Your goal =>
Wherever the word "JSON" appears in a line, extract that line.

** Start Source records **

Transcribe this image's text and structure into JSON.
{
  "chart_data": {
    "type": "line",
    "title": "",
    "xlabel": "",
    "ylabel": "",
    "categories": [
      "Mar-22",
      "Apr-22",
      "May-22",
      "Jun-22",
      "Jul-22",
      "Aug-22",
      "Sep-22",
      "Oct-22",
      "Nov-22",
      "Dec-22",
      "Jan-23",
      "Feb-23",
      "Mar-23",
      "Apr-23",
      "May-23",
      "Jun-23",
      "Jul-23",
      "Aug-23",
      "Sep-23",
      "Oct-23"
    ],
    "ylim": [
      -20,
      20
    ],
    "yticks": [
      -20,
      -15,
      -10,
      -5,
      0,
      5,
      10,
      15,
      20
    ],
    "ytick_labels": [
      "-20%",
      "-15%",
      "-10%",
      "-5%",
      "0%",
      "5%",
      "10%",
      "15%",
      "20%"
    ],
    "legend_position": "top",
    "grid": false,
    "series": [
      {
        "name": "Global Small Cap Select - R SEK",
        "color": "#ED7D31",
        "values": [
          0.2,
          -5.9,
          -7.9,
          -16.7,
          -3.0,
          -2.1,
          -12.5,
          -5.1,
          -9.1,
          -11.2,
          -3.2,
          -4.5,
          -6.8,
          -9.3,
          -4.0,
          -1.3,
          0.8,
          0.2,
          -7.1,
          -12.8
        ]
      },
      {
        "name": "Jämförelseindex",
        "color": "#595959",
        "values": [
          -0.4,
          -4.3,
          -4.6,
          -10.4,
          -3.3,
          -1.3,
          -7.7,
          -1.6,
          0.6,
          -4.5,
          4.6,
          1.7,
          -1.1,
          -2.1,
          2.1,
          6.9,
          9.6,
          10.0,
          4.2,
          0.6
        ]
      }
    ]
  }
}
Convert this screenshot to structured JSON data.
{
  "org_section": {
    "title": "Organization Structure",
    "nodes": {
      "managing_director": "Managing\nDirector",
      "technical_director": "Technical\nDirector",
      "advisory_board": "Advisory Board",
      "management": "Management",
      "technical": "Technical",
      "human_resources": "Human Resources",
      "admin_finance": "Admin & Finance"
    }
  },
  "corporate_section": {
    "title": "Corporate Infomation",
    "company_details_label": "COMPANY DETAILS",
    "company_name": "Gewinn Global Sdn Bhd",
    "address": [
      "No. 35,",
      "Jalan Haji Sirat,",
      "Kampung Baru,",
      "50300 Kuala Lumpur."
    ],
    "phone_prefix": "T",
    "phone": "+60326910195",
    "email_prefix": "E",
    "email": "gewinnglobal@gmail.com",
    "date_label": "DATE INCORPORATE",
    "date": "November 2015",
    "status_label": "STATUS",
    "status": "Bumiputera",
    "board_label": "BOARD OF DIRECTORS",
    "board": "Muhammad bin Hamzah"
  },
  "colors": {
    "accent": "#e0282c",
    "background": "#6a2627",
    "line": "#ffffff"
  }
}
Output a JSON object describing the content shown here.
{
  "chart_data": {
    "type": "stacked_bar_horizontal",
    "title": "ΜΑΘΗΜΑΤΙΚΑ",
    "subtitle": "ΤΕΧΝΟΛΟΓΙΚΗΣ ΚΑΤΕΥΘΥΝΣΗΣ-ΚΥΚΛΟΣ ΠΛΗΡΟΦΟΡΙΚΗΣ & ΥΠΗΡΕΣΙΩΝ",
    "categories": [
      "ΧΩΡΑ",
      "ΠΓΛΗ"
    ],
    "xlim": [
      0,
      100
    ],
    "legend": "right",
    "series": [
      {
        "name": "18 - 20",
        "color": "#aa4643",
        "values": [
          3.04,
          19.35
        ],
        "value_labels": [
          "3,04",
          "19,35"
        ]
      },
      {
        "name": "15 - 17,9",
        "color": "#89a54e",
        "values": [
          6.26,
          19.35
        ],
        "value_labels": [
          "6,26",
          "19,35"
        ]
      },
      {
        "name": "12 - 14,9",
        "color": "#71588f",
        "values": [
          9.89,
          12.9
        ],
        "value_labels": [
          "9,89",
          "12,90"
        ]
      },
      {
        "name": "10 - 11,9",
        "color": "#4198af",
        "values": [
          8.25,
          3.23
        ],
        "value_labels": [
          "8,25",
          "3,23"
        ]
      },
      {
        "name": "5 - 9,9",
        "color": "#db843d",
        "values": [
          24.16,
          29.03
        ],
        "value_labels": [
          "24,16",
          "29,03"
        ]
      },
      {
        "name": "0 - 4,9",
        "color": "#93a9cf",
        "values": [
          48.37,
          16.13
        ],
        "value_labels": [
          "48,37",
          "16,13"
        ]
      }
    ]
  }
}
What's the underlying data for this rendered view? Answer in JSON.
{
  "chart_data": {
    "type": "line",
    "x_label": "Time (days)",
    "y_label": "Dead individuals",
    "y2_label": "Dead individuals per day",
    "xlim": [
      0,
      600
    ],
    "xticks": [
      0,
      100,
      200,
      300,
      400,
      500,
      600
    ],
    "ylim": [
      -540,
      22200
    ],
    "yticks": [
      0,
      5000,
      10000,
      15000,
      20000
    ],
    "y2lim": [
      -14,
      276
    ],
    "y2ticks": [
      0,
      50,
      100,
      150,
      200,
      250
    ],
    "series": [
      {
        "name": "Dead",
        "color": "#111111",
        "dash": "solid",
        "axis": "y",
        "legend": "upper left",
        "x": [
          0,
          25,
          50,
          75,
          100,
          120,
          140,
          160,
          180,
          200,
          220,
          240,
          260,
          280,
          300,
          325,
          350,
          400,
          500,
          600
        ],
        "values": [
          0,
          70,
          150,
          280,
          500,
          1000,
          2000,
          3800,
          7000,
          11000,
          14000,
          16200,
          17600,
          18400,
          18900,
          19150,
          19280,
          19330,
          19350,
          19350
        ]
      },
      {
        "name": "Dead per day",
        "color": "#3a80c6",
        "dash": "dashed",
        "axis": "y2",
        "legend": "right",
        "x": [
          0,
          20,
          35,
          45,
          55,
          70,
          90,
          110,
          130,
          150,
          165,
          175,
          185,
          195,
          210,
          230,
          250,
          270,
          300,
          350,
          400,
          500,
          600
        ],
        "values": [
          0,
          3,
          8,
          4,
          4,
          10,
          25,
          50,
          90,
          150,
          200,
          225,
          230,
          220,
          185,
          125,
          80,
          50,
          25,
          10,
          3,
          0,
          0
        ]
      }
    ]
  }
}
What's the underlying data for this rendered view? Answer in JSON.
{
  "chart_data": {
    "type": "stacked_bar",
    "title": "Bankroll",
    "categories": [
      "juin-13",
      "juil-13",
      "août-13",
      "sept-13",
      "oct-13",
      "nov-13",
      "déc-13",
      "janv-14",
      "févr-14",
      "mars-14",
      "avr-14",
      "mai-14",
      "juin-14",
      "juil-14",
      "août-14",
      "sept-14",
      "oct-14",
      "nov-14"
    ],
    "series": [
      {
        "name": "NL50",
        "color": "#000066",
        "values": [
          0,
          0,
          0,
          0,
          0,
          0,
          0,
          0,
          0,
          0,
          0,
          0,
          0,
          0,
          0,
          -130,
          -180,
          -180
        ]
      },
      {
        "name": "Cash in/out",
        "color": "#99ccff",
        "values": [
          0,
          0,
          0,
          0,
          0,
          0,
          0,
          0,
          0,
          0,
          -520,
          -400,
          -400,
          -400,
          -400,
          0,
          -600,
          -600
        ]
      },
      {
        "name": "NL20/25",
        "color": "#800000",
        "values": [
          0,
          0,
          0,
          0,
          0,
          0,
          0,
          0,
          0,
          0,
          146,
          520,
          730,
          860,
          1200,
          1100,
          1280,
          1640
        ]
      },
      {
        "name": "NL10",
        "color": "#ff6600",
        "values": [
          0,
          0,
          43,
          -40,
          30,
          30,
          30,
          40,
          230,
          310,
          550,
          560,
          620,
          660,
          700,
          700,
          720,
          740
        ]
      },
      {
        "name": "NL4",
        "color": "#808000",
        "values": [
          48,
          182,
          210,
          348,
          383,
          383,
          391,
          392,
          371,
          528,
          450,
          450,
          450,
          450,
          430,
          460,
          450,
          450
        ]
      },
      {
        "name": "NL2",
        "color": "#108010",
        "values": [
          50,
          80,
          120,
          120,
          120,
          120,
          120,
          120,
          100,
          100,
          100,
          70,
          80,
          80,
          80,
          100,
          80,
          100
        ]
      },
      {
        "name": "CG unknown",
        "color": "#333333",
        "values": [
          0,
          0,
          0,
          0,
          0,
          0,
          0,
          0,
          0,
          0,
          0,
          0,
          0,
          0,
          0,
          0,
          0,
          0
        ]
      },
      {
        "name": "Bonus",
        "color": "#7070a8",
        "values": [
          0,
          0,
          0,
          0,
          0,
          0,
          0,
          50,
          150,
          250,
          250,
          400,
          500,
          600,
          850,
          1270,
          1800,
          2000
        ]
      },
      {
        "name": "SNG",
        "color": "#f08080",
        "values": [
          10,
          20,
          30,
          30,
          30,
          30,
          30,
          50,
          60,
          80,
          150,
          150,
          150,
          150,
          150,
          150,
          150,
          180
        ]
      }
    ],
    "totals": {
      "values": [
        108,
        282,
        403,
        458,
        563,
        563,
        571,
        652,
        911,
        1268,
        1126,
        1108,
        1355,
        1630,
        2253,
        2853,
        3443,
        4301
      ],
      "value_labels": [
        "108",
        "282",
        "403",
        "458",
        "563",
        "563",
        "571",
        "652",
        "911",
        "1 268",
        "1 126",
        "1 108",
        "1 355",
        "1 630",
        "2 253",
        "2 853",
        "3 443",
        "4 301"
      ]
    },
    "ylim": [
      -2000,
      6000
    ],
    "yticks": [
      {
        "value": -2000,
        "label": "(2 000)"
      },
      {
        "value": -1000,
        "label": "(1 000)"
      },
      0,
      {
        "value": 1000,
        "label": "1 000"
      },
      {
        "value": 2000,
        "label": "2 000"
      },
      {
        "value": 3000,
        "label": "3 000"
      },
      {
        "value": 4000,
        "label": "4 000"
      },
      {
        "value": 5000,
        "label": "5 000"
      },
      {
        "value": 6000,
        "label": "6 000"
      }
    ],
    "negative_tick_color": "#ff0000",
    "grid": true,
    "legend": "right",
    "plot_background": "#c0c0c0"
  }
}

** End Source records **

The response =>
Transcribe this image's text and structure into JSON.
Convert this screenshot to structured JSON data.
Output a JSON object describing the content shown here.
What's the underlying data for this rendered view? Answer in JSON.
What's the underlying data for this rendered view? Answer in JSON.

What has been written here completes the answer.